▶ _Exercise prompt_:
Each line that holds the word "title" is to be identified and copied.

(Records from a collection)
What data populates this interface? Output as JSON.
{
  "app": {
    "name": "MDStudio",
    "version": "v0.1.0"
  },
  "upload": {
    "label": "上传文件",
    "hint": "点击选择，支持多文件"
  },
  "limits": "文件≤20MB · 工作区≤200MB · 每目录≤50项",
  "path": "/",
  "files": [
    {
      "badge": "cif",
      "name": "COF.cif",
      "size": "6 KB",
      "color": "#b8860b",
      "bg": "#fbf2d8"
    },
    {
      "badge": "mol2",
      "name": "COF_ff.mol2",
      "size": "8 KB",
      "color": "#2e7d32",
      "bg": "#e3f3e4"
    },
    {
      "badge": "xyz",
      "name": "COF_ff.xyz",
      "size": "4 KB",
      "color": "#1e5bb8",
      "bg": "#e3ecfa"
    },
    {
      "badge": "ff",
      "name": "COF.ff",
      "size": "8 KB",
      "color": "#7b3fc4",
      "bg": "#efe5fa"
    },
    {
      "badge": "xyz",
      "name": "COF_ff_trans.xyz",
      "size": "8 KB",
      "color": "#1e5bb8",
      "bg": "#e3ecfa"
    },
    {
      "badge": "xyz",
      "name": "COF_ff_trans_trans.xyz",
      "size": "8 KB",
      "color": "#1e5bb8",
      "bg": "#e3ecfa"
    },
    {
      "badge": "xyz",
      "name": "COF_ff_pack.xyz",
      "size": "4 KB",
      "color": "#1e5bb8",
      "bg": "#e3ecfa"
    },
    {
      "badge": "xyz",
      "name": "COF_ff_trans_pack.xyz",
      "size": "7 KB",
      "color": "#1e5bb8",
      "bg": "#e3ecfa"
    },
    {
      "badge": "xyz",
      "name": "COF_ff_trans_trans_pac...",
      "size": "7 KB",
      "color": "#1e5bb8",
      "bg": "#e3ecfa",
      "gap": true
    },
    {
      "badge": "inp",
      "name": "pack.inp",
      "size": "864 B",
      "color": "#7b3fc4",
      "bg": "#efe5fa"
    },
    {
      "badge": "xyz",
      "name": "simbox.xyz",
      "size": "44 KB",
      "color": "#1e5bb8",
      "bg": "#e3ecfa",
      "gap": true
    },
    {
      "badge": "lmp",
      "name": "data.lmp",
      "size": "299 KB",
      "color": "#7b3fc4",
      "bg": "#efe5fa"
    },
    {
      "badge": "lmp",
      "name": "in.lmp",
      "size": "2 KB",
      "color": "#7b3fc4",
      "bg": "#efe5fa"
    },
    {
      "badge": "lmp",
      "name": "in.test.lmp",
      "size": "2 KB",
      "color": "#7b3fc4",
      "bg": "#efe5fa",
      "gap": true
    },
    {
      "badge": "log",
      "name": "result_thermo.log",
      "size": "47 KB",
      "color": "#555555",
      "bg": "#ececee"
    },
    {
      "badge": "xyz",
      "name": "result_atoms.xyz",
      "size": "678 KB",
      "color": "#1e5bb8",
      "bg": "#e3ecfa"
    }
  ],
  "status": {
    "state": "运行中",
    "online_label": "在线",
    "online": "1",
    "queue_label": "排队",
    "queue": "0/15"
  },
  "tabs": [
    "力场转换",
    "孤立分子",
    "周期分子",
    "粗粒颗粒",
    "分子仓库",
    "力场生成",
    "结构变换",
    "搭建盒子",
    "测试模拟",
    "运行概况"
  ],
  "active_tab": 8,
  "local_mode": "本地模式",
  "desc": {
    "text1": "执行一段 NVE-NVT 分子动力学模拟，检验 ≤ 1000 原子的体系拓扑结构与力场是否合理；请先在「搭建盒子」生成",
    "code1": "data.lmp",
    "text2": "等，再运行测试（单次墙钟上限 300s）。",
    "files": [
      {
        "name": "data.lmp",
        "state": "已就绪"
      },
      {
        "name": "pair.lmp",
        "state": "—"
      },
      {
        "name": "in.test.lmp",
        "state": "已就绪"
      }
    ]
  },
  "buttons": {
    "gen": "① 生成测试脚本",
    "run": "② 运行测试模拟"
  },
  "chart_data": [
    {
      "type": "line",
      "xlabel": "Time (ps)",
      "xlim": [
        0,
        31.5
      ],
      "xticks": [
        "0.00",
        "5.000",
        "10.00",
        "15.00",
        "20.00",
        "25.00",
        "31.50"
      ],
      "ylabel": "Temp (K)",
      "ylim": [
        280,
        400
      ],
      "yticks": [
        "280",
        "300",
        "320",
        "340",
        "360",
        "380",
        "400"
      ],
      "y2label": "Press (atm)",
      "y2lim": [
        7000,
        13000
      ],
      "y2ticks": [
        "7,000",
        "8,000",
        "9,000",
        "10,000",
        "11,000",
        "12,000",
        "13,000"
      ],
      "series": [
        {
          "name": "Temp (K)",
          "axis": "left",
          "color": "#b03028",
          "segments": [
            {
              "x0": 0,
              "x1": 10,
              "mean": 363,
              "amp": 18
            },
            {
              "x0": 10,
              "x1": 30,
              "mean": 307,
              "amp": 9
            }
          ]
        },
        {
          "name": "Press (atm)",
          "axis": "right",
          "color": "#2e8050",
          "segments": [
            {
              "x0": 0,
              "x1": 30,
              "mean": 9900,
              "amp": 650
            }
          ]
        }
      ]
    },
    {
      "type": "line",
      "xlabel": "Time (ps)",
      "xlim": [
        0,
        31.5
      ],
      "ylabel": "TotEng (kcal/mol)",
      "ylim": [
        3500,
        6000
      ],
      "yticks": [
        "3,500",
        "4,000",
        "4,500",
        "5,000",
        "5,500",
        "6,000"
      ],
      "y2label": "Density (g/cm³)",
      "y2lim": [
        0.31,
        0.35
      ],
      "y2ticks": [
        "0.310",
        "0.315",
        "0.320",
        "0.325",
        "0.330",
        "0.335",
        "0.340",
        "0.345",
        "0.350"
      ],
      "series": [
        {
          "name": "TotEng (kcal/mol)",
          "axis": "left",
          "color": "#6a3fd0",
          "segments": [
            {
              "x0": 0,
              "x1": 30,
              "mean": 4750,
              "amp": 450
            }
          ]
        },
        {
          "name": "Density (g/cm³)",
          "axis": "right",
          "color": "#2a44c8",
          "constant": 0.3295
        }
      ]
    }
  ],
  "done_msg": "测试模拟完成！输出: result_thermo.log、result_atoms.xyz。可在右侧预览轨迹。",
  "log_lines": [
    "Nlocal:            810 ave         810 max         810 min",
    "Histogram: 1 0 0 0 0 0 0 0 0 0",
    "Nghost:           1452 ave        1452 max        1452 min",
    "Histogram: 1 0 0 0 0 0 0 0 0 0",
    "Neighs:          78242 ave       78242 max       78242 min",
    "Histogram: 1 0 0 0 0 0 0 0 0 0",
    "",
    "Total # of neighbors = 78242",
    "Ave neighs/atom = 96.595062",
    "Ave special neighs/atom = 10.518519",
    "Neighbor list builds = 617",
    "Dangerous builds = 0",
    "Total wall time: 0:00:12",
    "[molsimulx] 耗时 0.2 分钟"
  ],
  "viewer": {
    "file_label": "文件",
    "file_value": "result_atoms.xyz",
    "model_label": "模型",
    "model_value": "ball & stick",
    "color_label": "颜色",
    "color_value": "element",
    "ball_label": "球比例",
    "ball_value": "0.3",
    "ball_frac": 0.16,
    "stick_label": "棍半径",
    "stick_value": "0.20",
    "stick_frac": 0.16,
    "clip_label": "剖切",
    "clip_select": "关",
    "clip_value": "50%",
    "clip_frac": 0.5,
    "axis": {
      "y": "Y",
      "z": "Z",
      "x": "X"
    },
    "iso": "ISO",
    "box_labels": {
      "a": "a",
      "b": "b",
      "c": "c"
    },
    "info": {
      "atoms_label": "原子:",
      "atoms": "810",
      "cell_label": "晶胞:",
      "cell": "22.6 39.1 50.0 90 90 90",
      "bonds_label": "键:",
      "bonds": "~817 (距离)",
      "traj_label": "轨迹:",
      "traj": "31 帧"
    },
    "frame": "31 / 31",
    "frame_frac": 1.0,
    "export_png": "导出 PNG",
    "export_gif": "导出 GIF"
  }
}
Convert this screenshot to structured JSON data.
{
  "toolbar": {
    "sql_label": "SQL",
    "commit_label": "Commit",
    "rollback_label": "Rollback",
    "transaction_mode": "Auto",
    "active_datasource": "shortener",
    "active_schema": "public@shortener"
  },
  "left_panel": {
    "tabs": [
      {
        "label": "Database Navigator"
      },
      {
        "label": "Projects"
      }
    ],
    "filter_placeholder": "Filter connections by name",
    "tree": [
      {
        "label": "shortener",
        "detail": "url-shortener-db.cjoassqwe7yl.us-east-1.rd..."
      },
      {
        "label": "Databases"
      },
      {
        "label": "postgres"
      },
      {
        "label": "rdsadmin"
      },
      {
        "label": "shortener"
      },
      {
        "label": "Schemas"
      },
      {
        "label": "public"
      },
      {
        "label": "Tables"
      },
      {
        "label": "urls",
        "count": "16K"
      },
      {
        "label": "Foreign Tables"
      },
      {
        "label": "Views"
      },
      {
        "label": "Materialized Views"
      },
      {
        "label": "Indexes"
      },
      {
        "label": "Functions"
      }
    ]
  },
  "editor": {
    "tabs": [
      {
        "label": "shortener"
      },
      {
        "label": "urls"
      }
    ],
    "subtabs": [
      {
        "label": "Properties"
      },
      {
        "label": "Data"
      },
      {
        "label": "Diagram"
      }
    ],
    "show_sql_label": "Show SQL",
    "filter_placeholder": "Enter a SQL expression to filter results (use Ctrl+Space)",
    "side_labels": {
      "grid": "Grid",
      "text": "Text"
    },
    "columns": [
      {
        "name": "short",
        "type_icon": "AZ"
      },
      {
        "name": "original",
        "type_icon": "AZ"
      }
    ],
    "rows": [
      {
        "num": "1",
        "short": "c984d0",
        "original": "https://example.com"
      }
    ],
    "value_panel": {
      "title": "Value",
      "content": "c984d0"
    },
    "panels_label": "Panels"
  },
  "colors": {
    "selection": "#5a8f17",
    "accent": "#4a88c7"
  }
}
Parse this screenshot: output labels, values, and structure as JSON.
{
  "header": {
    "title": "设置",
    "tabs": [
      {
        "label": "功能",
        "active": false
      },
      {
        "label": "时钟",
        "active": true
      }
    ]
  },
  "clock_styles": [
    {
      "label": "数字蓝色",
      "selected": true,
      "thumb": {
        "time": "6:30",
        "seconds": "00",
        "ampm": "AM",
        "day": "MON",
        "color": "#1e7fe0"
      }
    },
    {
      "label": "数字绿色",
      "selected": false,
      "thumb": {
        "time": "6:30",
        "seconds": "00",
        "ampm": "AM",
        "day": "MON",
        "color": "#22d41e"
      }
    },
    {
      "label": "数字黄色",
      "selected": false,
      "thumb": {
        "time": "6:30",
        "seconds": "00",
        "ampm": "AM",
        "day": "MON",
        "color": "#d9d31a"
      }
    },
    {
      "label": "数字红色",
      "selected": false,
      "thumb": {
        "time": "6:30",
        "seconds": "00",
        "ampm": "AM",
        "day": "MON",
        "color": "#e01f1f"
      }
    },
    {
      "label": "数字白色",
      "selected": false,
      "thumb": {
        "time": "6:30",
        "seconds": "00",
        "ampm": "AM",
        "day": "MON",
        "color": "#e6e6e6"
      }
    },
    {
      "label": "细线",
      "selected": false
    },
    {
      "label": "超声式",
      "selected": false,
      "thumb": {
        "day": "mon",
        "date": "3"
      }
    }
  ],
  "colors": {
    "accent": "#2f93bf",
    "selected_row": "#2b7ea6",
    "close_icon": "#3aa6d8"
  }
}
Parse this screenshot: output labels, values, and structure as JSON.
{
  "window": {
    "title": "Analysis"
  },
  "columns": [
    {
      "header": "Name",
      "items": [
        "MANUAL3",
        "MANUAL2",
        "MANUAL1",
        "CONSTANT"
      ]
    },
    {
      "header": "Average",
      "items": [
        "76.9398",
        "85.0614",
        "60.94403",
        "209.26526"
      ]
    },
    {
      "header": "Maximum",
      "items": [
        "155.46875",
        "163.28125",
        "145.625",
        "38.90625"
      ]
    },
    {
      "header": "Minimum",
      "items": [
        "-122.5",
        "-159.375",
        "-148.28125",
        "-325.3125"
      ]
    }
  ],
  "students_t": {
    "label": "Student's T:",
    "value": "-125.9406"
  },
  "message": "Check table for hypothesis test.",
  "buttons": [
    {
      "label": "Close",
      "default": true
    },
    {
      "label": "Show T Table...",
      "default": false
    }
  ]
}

▶ _Finished exercise_:
      "title": "Value",
    "title": "设置",
    "title": "Analysis"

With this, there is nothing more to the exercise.